Directive — Pick out each line in the entries below that contains the word "hooks" and copy those lines in full.

Material for the task —
>> Start

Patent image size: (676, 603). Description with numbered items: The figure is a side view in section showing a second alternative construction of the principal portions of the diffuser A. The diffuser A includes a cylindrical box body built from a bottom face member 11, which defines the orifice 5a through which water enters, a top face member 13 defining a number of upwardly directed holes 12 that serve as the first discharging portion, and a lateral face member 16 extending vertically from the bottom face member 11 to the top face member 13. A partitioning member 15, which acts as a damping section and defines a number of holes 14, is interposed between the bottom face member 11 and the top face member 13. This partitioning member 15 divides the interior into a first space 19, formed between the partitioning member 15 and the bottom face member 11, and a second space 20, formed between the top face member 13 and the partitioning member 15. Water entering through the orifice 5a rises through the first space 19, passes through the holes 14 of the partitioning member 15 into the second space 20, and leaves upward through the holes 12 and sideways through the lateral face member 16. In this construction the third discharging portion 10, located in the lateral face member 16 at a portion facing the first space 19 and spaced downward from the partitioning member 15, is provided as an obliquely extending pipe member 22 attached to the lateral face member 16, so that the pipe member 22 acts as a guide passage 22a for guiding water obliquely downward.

>> End
>> Start

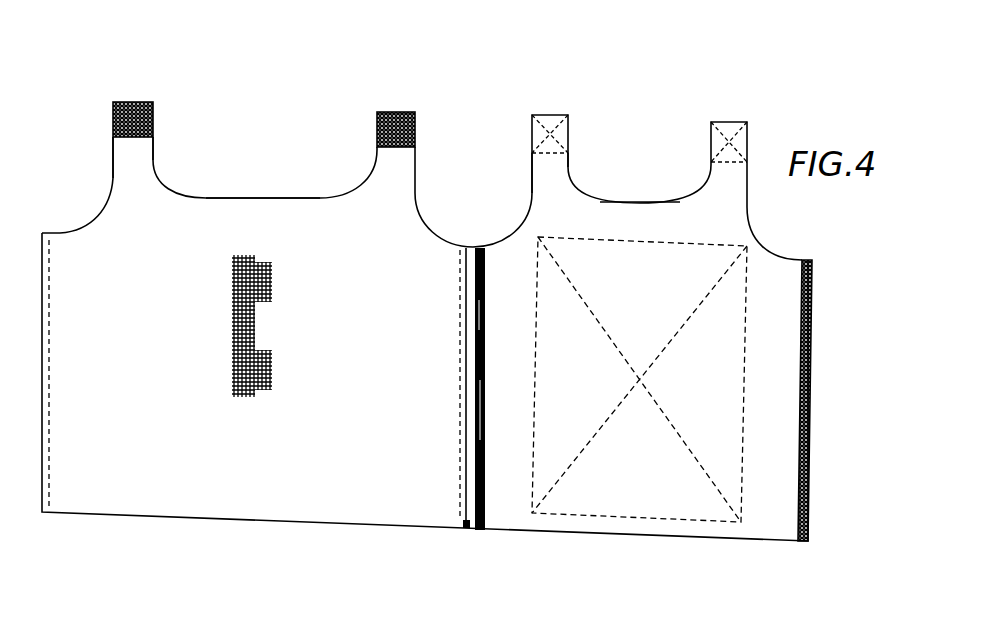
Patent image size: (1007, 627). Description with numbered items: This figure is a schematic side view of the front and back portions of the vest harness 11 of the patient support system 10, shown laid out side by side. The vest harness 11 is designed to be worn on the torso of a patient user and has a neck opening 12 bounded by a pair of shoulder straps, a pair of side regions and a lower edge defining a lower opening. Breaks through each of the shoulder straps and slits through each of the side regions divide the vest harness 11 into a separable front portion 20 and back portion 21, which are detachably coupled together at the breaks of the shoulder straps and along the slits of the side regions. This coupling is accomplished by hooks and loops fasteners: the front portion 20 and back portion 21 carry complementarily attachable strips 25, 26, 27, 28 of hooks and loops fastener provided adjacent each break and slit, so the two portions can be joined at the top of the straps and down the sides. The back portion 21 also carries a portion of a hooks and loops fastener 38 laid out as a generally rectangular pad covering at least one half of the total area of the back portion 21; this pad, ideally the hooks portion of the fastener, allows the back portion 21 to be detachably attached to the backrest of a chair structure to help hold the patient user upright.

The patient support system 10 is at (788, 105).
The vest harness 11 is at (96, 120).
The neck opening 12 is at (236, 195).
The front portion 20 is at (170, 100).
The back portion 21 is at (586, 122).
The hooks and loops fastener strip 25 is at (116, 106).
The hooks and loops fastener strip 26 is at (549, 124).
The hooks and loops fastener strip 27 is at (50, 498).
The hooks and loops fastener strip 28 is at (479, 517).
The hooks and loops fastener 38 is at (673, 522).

>> End

Result of the exercise —
Patent image size: (1007, 627). Description with numbered items: This figure is a schematic side view of the front and back portions of the vest harness 11 of the patient support system 10, shown laid out side by side. The vest harness 11 is designed to be worn on the torso of a patient user and has a neck opening 12 bounded by a pair of shoulder straps, a pair of side regions and a lower edge defining a lower opening. Breaks through each of the shoulder straps and slits through each of the side regions divide the vest harness 11 into a separable front portion 20 and back portion 21, which are detachably coupled together at the breaks of the shoulder straps and along the slits of the side regions. This coupling is accomplished by hooks and loops fasteners: the front portion 20 and back portion 21 carry complementarily attachable strips 25, 26, 27, 28 of hooks and loops fastener provided adjacent each break and slit, so the two portions can be joined at the top of the straps and down the sides. The back portion 21 also carries a portion of a hooks and loops fastener 38 laid out as a generally rectangular pad covering at least one half of the total area of the back portion 21; this pad, ideally the hooks portion of the fastener, allows the back portion 21 to be detachably attached to the backrest of a chair structure to help hold the patient user upright.
The hooks and loops fastener strip 25 is at (116, 106).
The hooks and loops fastener strip 26 is at (549, 124).
The hooks and loops fastener strip 27 is at (50, 498).
The hooks and loops fastener strip 28 is at (479, 517).
The hooks and loops fastener 38 is at (673, 522).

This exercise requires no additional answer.